• Live
    • Audio Only
  • google plus
  • facebook
  • twitter
  • Ernesto Samper

    Ernesto Samper | Photo: EFE

Published 12 August 2015
Opinion
Unasur Secretary-General Ernesto Samper detailed to teleSUR which proposal the organization will bring to the April 2016 meeting.

As the U.N. General Assembly is about to hold one of the most crucial sessions on global drug policy in the past two decades, the Union of South American Nations is preparing a common position that will help them push for a new policy emphasizing human rights and public health.

“In Latin America, we've been tough on the weak ones, and weak with the tough ones,” said the former Colombian president and Unasur head.

“We have persecuted the small campesinos, cultivators of illicit drugs, we have put in jail consumers, we have persecuted the small traffickers who deal in high schools, who usually are the students themselves,” he added, pointing to the failure of the global anti-drug policy implemented so far.

RELATED: Sea Change on Marijuana Prohibition in US Continues, Global Commission Criticizes Drug War

The full prohibitionist policy was agreed on during the U.N. Vienna Convention in 1988, and then further developed under U.S. leadership through its war on drugs - a heavily militarized approach that focuses on punishing the suppliers and criminalizing the consumers, especially in Latin America.

According to Samper, the region has been both a laboratory and a victim of such repressive policies. Now, more than 30 years later, the results have clearly proved that its the wrong policy: 300 million consumers of illicit drugs exist nowadays, including 180 million who consume marijuana, while 30 percent more people consume synthetic drugs like ecstasy, acid, and amphetamines. Meanwhile in the United States, four states have decided to legalize the production, distribution, and consumption of marijuana.

The region has paid an expensive political and social price for that, as violence and homicide rates have been skyrocketing during this period, including the targeting of “policemen, judges, journalists, and politicians,” deplored Samper.

◆ Directions ◆
Transcribe the article on Unasur and drug policy word for word, everything from "RELATED: Sea Change" down to "in Latin America.". The records have nothing to do with this.

◆ Data extracts ◆
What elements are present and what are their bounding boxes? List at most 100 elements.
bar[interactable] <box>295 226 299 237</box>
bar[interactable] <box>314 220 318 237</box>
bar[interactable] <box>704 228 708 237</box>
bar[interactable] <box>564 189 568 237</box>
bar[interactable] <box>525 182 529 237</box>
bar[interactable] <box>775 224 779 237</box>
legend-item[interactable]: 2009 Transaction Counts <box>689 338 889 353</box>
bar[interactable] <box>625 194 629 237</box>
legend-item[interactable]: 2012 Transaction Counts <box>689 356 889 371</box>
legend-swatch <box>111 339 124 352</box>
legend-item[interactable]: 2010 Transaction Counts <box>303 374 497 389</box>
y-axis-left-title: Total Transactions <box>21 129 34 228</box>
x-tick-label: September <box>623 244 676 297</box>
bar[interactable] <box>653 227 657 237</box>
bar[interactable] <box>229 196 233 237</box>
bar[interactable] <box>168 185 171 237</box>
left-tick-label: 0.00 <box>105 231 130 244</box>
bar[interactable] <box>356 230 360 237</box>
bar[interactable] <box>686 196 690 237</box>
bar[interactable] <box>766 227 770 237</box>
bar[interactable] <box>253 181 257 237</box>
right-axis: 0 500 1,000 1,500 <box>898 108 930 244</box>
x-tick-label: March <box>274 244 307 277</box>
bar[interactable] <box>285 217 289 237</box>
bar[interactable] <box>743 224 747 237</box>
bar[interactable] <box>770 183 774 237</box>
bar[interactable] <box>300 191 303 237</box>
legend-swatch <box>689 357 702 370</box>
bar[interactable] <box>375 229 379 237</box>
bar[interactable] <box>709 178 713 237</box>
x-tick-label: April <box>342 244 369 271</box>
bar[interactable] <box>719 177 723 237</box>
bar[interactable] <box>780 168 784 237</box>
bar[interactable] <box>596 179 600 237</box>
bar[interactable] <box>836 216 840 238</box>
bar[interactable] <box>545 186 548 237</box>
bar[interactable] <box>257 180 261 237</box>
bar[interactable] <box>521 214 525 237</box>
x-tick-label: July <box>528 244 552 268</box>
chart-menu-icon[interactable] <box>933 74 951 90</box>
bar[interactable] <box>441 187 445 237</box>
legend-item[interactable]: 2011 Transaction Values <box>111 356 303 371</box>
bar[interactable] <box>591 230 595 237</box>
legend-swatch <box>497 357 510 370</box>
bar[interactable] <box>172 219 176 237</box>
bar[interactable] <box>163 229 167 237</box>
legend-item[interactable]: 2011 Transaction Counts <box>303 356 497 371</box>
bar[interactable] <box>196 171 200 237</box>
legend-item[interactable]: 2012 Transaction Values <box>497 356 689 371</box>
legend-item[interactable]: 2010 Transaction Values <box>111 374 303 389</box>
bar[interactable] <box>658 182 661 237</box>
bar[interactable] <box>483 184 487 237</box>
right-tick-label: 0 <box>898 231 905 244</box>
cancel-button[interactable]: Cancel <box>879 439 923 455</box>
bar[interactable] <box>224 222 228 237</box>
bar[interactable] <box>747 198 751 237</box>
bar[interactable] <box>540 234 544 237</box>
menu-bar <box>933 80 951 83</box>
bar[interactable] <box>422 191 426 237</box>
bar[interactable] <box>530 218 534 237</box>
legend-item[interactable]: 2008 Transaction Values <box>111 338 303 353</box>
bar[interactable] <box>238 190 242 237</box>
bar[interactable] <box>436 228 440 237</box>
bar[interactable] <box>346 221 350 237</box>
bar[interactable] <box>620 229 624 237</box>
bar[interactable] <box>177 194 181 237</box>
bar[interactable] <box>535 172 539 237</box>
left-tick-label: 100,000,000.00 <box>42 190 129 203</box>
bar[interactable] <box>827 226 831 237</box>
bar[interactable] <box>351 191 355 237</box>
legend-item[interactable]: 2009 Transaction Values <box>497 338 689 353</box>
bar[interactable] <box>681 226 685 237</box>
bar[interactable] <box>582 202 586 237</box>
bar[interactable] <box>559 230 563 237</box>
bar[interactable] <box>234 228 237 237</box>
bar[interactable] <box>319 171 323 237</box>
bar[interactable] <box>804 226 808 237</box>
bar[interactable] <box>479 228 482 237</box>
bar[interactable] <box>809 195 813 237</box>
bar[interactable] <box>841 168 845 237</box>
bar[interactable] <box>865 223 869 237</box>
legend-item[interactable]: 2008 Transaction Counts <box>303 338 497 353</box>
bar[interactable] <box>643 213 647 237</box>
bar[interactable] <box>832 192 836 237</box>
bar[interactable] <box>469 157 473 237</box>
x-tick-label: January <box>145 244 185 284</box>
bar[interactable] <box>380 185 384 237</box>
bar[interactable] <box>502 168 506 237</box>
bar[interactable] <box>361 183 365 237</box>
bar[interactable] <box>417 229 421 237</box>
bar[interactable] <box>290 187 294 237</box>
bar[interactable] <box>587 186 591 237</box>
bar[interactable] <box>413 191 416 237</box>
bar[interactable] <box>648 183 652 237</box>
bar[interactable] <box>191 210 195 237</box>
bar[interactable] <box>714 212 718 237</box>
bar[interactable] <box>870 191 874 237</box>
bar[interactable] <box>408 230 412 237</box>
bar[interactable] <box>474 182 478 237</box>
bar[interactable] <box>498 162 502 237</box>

◆ Exercise response ◆
RELATED: Sea Change on Marijuana Prohibition in US Continues, Global Commission Criticizes Drug War

The full prohibitionist policy was agreed on during the U.N. Vienna Convention in 1988, and then further developed under U.S. leadership through its war on drugs - a heavily militarized approach that focuses on punishing the suppliers and criminalizing the consumers, especially in Latin America.